What is asked: Where a line of the listing below includes the word "Stock", reproduce that line.

Provided records:
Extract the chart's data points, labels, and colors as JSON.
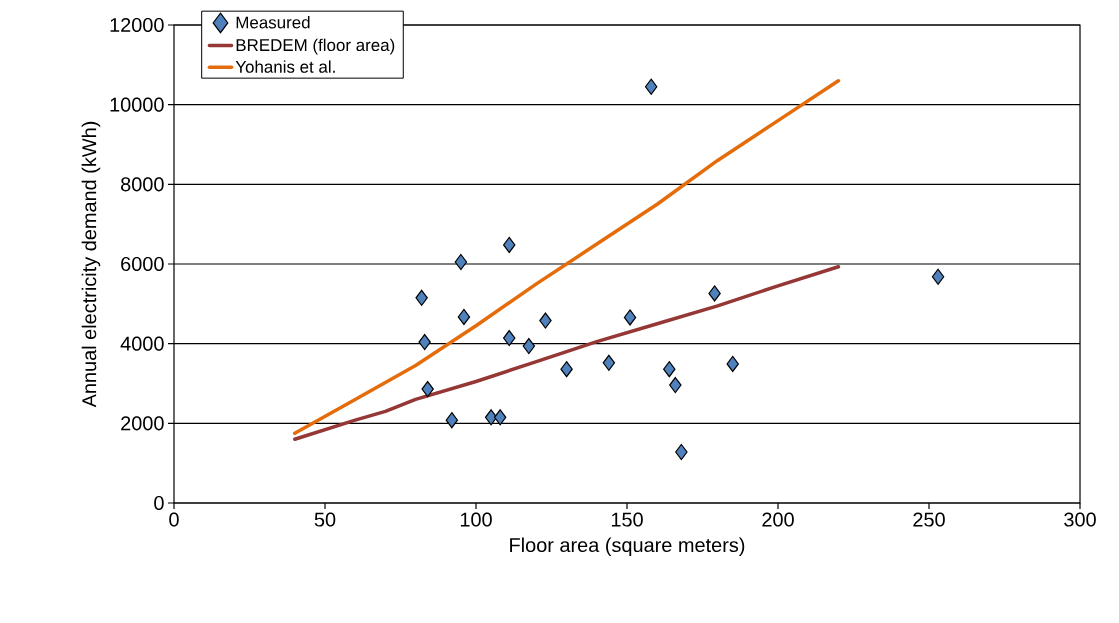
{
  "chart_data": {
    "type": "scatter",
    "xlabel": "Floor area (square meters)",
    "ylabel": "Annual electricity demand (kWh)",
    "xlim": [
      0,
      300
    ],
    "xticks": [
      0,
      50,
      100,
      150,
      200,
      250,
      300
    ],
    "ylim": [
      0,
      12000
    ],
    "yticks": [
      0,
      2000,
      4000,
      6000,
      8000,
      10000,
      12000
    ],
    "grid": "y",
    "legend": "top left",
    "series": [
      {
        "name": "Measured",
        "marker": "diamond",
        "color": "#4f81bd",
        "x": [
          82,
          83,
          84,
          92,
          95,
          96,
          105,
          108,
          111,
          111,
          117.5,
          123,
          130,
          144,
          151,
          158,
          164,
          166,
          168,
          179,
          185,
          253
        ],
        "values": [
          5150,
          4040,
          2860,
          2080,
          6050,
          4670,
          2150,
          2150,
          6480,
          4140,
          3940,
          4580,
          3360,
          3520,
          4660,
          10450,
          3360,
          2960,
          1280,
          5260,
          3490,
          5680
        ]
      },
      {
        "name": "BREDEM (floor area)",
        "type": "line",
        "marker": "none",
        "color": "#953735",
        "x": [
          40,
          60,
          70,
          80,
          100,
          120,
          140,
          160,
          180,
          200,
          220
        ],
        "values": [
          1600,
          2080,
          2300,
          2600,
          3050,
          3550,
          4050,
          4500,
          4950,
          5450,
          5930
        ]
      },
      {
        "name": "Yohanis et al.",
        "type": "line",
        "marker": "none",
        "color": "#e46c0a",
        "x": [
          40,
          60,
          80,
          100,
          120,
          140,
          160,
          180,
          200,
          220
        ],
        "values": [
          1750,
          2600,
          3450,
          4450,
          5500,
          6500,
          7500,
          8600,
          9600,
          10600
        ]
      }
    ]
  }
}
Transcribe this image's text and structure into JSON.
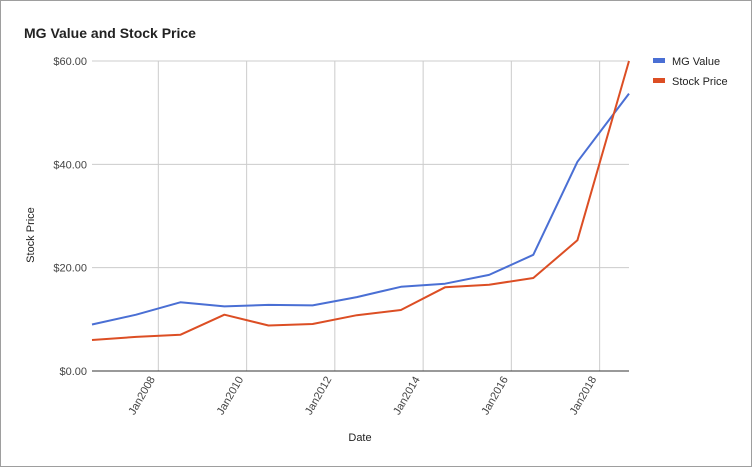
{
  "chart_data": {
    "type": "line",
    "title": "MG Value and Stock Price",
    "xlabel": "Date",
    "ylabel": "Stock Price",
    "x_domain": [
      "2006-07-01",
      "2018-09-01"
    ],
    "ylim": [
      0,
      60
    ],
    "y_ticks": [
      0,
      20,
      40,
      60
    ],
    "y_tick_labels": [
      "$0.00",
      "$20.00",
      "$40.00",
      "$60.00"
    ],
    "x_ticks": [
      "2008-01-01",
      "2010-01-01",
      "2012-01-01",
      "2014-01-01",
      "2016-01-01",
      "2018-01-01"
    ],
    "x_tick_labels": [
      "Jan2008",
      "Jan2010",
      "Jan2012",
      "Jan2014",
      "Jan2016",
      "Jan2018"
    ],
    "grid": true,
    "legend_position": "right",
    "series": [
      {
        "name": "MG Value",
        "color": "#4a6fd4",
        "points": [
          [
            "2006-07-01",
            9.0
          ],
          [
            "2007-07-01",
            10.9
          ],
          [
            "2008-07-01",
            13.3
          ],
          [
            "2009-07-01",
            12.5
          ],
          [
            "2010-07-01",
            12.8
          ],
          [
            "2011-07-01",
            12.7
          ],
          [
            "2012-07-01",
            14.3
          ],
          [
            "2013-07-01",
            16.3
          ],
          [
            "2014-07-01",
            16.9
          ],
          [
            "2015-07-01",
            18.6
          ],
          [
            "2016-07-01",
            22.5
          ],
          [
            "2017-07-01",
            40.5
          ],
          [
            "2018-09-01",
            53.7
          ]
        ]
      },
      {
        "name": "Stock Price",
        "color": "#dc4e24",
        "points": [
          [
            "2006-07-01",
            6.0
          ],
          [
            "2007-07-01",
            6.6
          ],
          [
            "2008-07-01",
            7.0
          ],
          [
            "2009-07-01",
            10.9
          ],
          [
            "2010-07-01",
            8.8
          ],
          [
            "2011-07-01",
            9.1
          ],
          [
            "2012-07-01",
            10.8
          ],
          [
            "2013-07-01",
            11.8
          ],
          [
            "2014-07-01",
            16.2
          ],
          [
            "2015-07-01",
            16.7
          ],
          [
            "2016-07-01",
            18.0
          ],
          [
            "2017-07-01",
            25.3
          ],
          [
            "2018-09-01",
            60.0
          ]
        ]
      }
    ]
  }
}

...

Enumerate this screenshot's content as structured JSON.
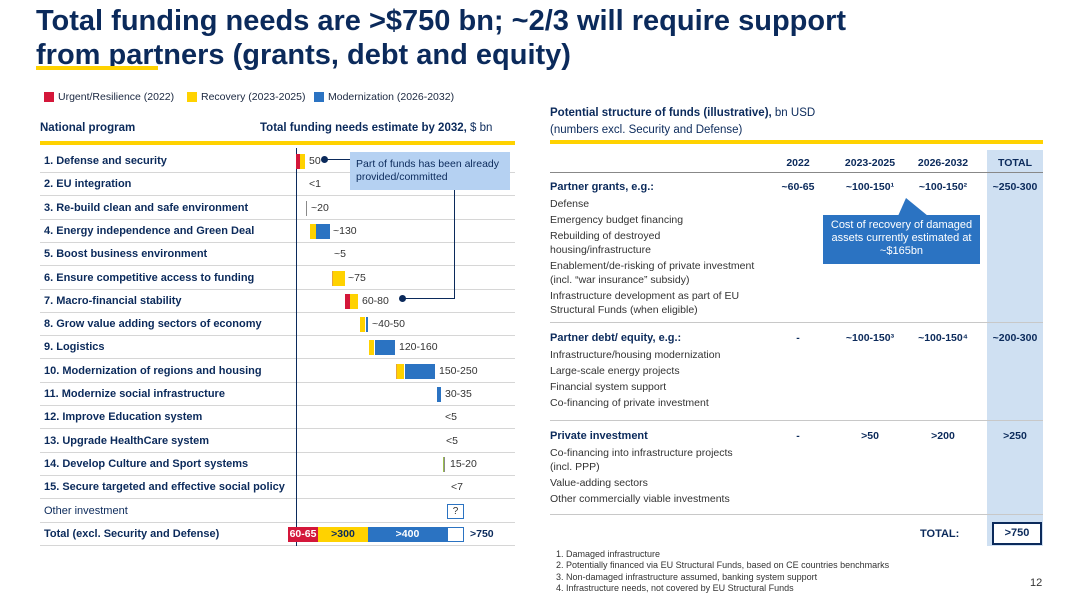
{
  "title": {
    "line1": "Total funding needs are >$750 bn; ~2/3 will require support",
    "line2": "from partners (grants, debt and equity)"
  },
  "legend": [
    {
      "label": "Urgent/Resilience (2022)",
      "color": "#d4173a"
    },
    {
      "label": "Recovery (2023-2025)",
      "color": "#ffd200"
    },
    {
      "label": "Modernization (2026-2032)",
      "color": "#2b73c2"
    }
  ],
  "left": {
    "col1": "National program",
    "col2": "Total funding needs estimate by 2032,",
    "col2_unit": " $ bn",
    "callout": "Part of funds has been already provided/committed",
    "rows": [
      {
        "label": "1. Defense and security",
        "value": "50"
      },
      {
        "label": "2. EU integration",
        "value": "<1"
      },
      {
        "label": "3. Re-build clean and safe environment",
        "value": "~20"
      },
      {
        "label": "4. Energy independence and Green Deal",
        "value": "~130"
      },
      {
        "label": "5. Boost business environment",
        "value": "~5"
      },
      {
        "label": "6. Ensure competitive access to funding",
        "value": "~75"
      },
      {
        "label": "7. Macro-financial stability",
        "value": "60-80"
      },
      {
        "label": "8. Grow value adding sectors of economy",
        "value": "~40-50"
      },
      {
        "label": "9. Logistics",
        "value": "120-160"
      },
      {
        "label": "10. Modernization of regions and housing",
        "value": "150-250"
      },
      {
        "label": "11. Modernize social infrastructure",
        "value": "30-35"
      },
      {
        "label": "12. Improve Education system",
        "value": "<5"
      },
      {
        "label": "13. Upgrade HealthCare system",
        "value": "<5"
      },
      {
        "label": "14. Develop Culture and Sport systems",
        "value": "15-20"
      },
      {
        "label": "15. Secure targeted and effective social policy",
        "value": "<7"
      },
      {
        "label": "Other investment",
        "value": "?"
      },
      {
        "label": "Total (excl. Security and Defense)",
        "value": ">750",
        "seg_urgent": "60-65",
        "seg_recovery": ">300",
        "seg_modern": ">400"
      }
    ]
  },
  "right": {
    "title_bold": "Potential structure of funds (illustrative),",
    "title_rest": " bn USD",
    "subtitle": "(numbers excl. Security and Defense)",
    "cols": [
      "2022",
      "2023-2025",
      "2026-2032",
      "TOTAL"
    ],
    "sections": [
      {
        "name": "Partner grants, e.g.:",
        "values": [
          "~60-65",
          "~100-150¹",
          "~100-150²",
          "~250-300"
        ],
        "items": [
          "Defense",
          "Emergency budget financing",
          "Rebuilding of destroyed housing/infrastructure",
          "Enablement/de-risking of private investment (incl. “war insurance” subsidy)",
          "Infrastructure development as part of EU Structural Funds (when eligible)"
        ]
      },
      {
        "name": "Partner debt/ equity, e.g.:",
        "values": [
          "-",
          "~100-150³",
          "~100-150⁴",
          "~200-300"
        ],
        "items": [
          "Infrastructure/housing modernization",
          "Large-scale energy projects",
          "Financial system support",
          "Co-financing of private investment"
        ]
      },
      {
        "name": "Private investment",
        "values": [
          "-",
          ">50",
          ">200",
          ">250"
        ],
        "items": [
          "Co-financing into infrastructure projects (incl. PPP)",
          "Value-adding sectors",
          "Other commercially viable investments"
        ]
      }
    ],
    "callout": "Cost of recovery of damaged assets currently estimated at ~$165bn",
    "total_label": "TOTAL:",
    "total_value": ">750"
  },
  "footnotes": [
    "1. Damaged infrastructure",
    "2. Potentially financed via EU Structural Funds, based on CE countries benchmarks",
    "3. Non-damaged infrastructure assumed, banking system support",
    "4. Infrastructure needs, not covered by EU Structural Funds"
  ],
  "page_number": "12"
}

Result:
    "title": "MG Value and Stock Price",
    "ylabel": "Stock Price",
        "name": "Stock Price",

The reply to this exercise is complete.